TASK TO CARRY OUT |
Sort through the data and copy the lines holding the word "annotation".

Stored dataset items:
┏━━

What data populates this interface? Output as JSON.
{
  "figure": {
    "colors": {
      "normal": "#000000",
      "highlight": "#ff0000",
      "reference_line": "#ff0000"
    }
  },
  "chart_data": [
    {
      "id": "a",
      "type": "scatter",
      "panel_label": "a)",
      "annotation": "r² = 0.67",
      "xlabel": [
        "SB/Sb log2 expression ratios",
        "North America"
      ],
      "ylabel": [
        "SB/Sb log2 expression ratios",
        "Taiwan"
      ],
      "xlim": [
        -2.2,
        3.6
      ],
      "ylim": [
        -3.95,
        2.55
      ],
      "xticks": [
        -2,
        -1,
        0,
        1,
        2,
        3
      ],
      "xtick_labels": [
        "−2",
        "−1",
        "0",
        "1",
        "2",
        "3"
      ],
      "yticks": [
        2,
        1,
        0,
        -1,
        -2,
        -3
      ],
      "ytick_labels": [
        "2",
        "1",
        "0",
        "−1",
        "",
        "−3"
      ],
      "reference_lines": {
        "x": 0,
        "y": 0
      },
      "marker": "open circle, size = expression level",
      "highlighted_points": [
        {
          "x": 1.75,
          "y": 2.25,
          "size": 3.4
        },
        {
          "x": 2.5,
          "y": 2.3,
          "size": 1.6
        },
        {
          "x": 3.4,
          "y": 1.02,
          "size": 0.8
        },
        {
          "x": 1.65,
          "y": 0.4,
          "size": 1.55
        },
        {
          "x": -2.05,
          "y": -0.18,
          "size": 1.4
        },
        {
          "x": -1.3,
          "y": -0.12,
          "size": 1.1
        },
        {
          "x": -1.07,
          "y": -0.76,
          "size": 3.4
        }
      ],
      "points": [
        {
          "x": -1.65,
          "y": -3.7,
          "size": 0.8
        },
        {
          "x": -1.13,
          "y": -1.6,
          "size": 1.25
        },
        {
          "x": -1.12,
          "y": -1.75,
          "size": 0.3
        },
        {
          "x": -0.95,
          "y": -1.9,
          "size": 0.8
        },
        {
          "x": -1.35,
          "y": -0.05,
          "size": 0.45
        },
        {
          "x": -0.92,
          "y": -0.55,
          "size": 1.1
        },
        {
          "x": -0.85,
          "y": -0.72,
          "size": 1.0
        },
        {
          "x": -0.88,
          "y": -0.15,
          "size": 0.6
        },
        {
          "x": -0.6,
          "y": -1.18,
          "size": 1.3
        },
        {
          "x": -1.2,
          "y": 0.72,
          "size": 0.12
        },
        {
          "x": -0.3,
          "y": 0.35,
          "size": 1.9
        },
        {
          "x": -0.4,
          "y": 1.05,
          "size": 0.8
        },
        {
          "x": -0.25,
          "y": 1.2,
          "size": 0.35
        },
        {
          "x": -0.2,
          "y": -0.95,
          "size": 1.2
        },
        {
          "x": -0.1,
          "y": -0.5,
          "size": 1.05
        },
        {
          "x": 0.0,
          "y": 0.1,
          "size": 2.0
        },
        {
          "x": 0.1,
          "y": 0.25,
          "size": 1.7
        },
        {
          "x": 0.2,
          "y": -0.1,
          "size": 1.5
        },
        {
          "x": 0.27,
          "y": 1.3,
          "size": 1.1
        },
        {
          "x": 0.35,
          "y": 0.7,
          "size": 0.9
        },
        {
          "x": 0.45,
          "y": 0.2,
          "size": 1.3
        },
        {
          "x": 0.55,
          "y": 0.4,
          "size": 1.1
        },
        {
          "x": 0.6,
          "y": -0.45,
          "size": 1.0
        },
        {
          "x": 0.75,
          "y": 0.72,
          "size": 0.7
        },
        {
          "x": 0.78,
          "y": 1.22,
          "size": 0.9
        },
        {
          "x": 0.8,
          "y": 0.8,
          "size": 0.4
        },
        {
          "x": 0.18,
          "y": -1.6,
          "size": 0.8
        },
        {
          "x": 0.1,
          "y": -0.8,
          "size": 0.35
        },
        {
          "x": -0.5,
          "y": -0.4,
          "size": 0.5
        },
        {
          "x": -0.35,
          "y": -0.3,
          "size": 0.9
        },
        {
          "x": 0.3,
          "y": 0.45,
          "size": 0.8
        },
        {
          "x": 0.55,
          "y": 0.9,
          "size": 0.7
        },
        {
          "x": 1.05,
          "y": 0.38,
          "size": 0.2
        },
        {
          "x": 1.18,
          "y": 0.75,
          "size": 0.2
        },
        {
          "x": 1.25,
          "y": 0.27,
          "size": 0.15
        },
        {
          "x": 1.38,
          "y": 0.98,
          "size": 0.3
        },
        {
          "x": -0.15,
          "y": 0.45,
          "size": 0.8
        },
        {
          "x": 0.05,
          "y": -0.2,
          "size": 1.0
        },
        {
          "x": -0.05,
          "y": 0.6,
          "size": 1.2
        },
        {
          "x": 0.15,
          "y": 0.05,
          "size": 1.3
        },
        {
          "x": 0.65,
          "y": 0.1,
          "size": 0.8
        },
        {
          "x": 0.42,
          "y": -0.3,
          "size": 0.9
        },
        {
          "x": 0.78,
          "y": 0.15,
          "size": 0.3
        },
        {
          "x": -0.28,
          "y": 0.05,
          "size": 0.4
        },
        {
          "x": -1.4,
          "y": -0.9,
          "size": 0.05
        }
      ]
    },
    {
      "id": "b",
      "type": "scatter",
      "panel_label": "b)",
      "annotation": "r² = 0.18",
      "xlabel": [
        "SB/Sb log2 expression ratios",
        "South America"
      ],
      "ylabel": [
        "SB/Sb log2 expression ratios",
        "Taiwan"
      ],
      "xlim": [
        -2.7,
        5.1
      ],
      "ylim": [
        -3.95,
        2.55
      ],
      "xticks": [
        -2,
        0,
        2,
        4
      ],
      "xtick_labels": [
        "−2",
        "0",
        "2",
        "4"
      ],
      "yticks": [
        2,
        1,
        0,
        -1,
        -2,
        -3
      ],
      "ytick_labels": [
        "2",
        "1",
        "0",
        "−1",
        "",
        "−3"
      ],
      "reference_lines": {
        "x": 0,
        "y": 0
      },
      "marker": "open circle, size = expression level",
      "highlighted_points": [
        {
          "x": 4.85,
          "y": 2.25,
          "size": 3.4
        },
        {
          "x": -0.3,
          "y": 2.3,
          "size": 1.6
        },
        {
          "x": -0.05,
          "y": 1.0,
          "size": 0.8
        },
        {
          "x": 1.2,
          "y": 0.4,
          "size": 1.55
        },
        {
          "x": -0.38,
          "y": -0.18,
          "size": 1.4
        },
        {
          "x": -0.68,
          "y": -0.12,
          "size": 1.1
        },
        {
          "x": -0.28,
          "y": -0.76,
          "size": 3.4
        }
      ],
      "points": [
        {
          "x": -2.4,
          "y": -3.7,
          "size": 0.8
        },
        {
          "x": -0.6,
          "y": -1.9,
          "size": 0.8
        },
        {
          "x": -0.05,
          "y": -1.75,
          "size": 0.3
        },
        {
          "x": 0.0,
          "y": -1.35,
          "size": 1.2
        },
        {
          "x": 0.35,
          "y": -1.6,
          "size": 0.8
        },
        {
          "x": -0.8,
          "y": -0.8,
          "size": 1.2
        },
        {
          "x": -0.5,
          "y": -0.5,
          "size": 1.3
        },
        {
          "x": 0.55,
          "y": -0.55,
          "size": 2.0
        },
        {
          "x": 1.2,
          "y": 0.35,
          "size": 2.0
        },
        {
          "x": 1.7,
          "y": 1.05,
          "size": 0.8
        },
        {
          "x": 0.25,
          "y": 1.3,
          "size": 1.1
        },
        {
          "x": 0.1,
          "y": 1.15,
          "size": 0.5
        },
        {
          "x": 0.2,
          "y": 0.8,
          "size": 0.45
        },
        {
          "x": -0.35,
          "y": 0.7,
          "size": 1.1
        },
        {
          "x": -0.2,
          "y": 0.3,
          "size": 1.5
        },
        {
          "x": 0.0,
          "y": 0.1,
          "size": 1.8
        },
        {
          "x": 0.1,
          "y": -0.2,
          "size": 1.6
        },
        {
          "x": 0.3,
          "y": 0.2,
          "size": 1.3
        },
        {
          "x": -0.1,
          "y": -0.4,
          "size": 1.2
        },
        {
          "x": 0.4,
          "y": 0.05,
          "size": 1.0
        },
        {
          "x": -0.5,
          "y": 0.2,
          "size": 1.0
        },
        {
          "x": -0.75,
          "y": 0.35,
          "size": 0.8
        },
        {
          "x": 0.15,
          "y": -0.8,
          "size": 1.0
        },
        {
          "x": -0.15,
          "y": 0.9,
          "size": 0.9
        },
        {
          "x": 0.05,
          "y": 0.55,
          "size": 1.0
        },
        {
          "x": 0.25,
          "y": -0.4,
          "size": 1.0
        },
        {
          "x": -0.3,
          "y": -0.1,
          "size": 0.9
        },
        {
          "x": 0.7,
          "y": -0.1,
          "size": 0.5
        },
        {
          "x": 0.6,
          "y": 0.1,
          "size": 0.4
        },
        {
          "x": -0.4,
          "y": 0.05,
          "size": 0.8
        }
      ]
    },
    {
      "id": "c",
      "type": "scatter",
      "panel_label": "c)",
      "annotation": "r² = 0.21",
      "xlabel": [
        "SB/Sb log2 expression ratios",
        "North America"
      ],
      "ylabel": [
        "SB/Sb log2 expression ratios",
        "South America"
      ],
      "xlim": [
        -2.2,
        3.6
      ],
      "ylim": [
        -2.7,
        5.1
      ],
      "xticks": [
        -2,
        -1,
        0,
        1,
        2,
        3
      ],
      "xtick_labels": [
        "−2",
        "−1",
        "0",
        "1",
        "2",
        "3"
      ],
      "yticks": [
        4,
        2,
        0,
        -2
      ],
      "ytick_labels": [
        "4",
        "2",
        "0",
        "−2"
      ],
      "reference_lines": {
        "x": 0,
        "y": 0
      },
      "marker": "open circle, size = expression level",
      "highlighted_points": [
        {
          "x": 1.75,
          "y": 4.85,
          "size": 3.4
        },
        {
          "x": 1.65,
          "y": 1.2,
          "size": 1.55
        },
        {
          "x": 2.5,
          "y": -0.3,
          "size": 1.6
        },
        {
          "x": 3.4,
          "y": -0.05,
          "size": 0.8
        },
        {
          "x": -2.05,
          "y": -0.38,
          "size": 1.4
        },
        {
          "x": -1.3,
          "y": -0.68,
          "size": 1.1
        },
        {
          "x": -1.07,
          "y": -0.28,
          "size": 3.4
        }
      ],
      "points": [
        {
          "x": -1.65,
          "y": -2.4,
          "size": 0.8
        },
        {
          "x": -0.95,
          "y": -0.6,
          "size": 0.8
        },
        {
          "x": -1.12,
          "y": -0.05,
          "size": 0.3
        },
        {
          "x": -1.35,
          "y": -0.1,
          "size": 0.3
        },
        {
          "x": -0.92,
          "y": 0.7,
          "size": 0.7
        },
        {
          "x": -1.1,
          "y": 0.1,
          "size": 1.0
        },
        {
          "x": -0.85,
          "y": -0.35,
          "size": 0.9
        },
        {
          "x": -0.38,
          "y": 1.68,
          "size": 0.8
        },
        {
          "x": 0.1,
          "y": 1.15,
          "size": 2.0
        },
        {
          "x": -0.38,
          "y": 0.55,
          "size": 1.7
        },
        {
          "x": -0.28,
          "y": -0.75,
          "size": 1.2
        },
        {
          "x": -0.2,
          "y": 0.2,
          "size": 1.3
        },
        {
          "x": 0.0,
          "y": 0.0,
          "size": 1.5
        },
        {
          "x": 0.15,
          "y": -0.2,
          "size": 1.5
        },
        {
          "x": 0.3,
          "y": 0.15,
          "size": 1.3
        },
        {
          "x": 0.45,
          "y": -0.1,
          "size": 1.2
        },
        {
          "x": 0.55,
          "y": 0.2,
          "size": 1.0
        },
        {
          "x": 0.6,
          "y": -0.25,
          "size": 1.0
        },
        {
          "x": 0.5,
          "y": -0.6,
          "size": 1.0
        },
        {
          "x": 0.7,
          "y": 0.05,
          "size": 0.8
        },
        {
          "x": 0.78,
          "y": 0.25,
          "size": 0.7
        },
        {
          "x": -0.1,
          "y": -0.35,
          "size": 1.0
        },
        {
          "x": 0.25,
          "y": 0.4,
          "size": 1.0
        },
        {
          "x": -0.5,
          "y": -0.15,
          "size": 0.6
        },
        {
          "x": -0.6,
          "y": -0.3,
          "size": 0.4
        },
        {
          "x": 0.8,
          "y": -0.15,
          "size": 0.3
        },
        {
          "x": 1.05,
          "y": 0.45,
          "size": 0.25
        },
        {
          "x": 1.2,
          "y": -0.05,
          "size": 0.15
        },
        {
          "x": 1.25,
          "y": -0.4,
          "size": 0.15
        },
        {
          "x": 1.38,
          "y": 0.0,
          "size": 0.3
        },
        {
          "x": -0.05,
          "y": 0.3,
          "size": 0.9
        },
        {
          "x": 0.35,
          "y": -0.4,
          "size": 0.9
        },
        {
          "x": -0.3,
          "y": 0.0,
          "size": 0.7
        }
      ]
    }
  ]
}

┗━━

ANSWER TO THIS TASK |
      "annotation": "r² = 0.67",
      "annotation": "r² = 0.18",
      "annotation": "r² = 0.21",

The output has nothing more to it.